### Source records
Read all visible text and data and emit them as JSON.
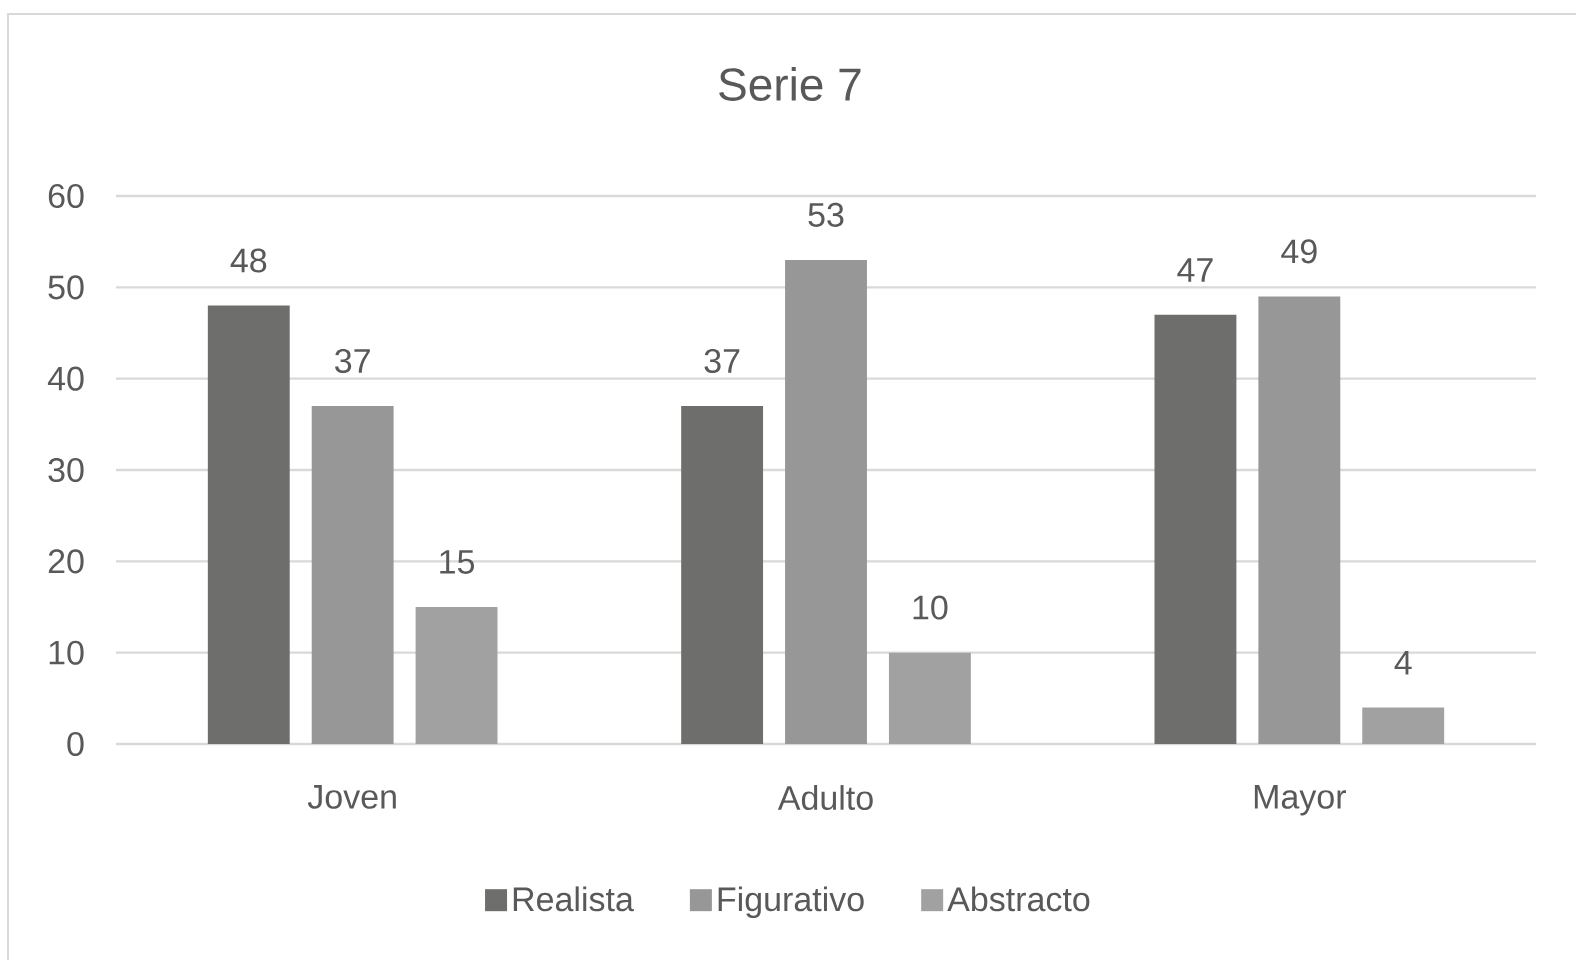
{
  "chart_data": {
    "type": "bar",
    "title": "Serie 7",
    "categories": [
      "Joven",
      "Adulto",
      "Mayor"
    ],
    "series": [
      {
        "name": "Realista",
        "color": "#6e6e6c",
        "values": [
          48,
          37,
          47
        ]
      },
      {
        "name": "Figurativo",
        "color": "#979797",
        "values": [
          37,
          53,
          49
        ]
      },
      {
        "name": "Abstracto",
        "color": "#a1a1a1",
        "values": [
          15,
          10,
          4
        ]
      }
    ],
    "ylim": [
      0,
      60
    ],
    "yticks": [
      0,
      10,
      20,
      30,
      40,
      50,
      60
    ],
    "grid": "y",
    "data_labels": true,
    "legend": "bottom"
  }
}
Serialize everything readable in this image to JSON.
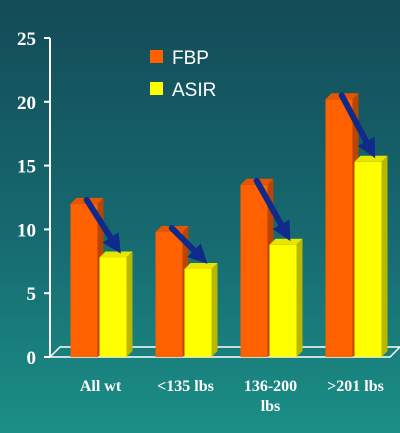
{
  "chart_data": {
    "type": "bar",
    "categories": [
      [
        "All wt"
      ],
      [
        "<135 lbs"
      ],
      [
        "136-200",
        "lbs"
      ],
      [
        ">201 lbs"
      ]
    ],
    "series": [
      {
        "name": "FBP",
        "color": "#ff6000",
        "values": [
          12,
          9.8,
          13.5,
          20.2
        ]
      },
      {
        "name": "ASIR",
        "color": "#ffff00",
        "values": [
          7.8,
          6.9,
          8.8,
          15.3
        ]
      }
    ],
    "ylim": [
      0,
      25
    ],
    "yticks": [
      0,
      5,
      10,
      15,
      20,
      25
    ],
    "grid": false,
    "legend_position": "top-center",
    "annotations": "downward arrows from each FBP bar to the matching ASIR bar",
    "arrow_color": "#0f2a8a",
    "title": "",
    "xlabel": "",
    "ylabel": ""
  }
}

### DESCRIPTION OF THE TASK
Repeat the material above in full and exactly, apart from the pictures.

### THE SOLUTION
Read all visible text and data and emit them as JSON.
{
  "chart_data": {
    "type": "bar",
    "title": "Serie 7",
    "categories": [
      "Joven",
      "Adulto",
      "Mayor"
    ],
    "series": [
      {
        "name": "Realista",
        "color": "#6e6e6c",
        "values": [
          48,
          37,
          47
        ]
      },
      {
        "name": "Figurativo",
        "color": "#979797",
        "values": [
          37,
          53,
          49
        ]
      },
      {
        "name": "Abstracto",
        "color": "#a1a1a1",
        "values": [
          15,
          10,
          4
        ]
      }
    ],
    "ylim": [
      0,
      60
    ],
    "yticks": [
      0,
      10,
      20,
      30,
      40,
      50,
      60
    ],
    "grid": "y",
    "data_labels": true,
    "legend": "bottom"
  }
}
Serialize everything readable in this image to JSON.
{
  "chart_data": {
    "type": "bar",
    "categories": [
      [
        "All wt"
      ],
      [
        "<135 lbs"
      ],
      [
        "136-200",
        "lbs"
      ],
      [
        ">201 lbs"
      ]
    ],
    "series": [
      {
        "name": "FBP",
        "color": "#ff6000",
        "values": [
          12,
          9.8,
          13.5,
          20.2
        ]
      },
      {
        "name": "ASIR",
        "color": "#ffff00",
        "values": [
          7.8,
          6.9,
          8.8,
          15.3
        ]
      }
    ],
    "ylim": [
      0,
      25
    ],
    "yticks": [
      0,
      5,
      10,
      15,
      20,
      25
    ],
    "grid": false,
    "legend_position": "top-center",
    "annotations": "downward arrows from each FBP bar to the matching ASIR bar",
    "arrow_color": "#0f2a8a",
    "title": "",
    "xlabel": "",
    "ylabel": ""
  }
}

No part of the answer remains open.